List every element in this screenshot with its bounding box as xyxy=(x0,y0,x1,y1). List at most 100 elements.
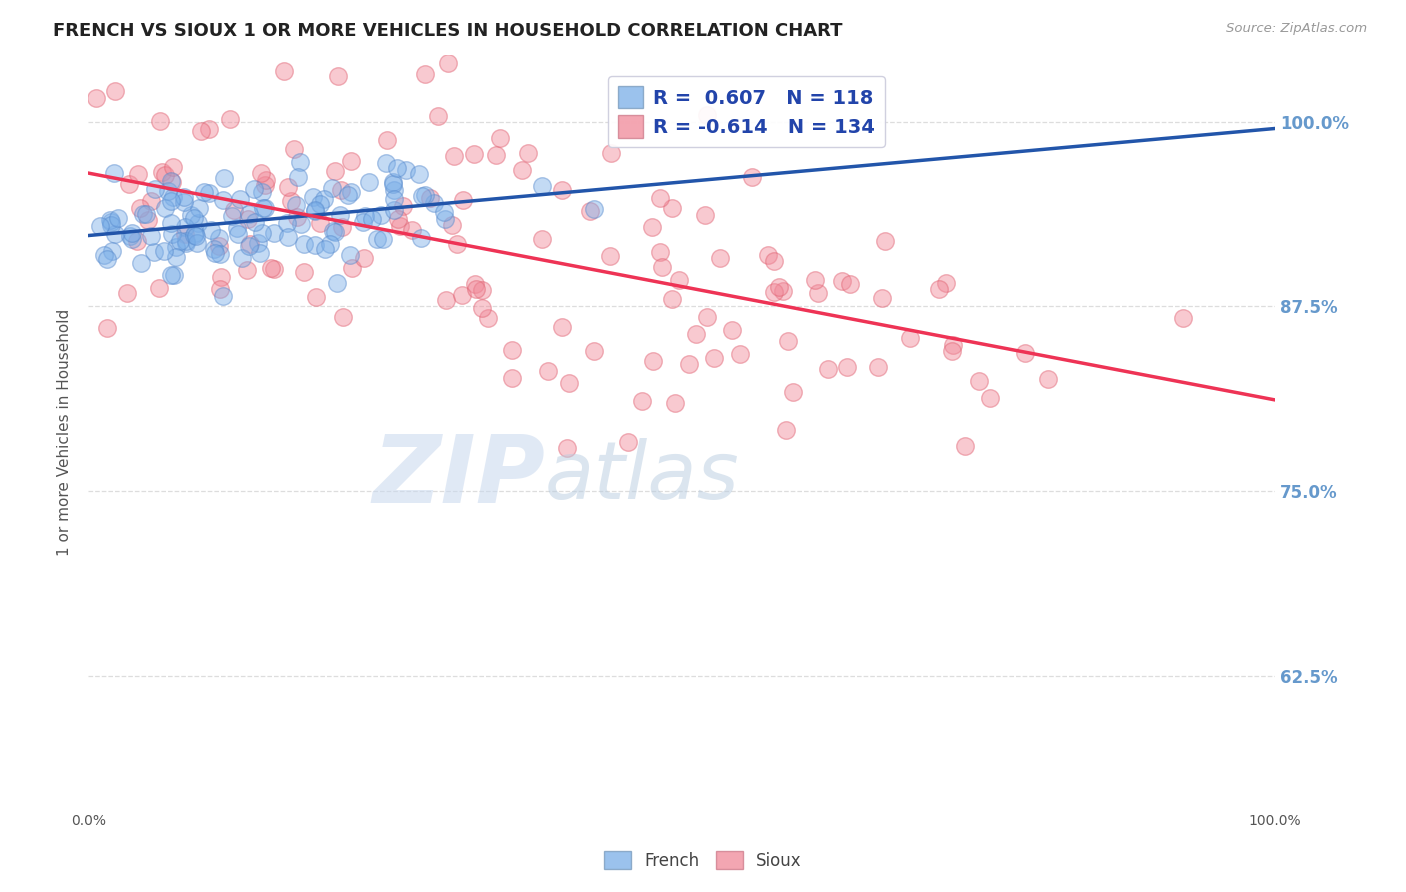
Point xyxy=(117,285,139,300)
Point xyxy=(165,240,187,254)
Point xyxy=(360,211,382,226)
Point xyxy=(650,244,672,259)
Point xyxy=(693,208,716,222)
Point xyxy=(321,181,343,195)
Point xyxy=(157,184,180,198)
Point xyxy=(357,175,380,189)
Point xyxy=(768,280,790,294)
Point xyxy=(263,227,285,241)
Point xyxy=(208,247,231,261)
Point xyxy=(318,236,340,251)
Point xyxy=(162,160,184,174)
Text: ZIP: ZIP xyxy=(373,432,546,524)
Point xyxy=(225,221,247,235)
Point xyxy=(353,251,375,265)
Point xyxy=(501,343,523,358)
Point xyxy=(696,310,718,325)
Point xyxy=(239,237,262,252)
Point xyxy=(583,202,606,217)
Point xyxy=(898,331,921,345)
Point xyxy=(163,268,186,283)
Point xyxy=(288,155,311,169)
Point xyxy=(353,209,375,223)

- - - - - - -

## KERJAKAN INI
Tulis ulang tanpa perubahan baris-baris di atas, mulai dari baris yang memuat "Point xyxy=(117,285,139,300)" sampai baris yang memuat "Point xyxy=(239,237,262,252)", kedua baris itu ikut disalin.

## HASIL
Point xyxy=(117,285,139,300)
Point xyxy=(165,240,187,254)
Point xyxy=(360,211,382,226)
Point xyxy=(650,244,672,259)
Point xyxy=(693,208,716,222)
Point xyxy=(321,181,343,195)
Point xyxy=(157,184,180,198)
Point xyxy=(357,175,380,189)
Point xyxy=(768,280,790,294)
Point xyxy=(263,227,285,241)
Point xyxy=(208,247,231,261)
Point xyxy=(318,236,340,251)
Point xyxy=(162,160,184,174)
Text: ZIP: ZIP xyxy=(373,432,546,524)
Point xyxy=(225,221,247,235)
Point xyxy=(353,251,375,265)
Point xyxy=(501,343,523,358)
Point xyxy=(696,310,718,325)
Point xyxy=(239,237,262,252)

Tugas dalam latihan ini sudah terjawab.